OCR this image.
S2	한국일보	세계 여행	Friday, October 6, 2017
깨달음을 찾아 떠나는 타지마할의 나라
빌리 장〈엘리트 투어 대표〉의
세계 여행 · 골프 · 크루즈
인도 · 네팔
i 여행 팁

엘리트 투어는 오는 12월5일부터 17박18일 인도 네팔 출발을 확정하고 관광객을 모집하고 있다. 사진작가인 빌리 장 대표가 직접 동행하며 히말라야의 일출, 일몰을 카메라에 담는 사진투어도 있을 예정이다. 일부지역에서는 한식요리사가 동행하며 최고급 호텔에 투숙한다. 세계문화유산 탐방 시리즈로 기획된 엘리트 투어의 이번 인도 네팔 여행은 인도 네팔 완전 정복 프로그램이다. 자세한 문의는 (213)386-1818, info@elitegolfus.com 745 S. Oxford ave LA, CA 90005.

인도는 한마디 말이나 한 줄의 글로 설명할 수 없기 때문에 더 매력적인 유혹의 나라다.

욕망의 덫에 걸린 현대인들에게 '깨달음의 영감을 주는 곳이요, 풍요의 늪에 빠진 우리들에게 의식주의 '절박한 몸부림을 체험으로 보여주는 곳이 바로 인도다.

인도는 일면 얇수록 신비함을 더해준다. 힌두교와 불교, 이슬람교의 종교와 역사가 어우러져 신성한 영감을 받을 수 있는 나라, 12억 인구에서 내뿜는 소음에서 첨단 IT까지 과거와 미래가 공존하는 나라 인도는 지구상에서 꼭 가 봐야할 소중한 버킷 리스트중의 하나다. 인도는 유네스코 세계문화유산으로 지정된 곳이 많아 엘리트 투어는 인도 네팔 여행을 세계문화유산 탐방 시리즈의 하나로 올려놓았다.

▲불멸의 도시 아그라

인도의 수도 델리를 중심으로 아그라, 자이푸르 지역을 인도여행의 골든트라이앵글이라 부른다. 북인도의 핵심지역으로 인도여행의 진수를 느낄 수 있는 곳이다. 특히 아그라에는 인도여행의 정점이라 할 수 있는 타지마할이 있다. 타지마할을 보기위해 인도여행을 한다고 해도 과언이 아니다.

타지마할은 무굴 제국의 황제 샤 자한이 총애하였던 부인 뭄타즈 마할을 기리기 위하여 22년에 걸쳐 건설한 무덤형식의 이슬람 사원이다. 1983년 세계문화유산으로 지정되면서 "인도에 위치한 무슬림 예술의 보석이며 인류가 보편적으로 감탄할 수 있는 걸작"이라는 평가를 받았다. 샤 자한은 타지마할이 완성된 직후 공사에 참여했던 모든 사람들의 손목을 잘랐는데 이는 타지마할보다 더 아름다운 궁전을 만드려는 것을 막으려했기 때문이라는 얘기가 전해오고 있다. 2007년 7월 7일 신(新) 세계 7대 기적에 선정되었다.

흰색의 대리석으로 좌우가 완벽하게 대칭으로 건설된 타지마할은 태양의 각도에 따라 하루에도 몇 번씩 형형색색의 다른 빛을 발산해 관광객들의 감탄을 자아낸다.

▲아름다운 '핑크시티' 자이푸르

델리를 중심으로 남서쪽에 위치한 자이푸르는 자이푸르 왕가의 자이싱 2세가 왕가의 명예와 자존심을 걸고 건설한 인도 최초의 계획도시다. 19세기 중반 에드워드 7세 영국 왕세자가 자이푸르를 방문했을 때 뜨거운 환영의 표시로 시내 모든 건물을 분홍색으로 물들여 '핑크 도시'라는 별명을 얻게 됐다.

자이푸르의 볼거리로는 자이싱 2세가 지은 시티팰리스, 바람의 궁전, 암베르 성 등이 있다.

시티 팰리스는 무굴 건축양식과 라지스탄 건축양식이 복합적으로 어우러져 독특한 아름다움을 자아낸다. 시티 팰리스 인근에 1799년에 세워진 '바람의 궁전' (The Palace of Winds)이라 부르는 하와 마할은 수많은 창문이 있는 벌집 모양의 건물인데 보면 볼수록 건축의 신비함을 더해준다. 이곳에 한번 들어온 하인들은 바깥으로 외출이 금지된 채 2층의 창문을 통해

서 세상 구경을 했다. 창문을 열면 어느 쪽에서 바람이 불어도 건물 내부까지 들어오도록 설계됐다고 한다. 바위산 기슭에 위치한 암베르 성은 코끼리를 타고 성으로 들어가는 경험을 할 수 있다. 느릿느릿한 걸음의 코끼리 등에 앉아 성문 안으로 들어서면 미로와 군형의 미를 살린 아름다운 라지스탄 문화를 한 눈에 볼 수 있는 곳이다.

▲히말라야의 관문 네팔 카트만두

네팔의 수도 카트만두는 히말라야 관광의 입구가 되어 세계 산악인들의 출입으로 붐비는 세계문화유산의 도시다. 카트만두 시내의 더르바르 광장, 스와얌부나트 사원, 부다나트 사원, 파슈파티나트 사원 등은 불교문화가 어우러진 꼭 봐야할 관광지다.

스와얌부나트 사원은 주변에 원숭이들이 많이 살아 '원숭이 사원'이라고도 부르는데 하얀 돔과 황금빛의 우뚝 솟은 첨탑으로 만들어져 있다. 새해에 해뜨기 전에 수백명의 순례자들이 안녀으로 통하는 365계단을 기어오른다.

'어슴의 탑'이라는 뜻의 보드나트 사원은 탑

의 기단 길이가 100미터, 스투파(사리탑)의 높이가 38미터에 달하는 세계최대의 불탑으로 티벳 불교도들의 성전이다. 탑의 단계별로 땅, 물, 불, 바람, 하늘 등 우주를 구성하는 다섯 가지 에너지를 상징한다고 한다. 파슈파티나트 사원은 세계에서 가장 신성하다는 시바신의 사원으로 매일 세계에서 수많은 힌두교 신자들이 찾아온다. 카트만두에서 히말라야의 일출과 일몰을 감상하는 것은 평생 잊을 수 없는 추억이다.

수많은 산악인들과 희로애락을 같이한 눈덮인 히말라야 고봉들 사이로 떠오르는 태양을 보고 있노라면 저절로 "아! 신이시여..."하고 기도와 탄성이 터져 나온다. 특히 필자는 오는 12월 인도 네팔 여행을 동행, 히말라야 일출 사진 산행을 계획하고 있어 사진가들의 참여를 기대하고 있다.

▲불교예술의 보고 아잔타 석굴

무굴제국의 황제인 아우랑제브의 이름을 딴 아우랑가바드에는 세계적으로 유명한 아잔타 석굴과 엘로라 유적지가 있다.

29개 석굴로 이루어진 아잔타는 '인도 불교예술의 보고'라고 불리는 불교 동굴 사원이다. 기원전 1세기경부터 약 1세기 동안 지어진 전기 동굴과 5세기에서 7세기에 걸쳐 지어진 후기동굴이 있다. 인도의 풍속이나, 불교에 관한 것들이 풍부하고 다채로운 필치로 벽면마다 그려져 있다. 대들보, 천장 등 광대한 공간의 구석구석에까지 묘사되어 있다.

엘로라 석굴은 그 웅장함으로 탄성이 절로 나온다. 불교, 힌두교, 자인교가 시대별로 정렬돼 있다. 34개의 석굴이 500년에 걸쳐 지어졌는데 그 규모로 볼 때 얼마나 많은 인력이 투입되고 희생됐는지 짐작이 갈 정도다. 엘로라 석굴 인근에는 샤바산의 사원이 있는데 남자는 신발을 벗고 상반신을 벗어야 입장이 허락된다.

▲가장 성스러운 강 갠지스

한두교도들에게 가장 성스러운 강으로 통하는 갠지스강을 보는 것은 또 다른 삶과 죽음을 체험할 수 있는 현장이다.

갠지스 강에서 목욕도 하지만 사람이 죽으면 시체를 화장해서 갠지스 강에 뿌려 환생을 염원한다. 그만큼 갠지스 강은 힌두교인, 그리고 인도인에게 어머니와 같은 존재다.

*****

Find every line in the records above that holds the word "스와얌부나트", and copy each one.

네팔의 수도 카트만두는 히말라야 관광의 입구가 되어 세계 산악인들의 출입으로 붐비는 세계문화유산의 도시다. 카트만두 시내의 더르바르 광장, 스와얌부나트 사원, 부다나트 사원, 파슈파티나트 사원 등은 불교문화가 어우러진 꼭 봐야할 관광지다.
스와얌부나트 사원은 주변에 원숭이들이 많이 살아 '원숭이 사원'이라고도 부르는데 하얀 돔과 황금빛의 우뚝 솟은 첨탑으로 만들어져 있다. 새해에 해뜨기 전에 수백명의 순례자들이 안녀으로 통하는 365계단을 기어오른다.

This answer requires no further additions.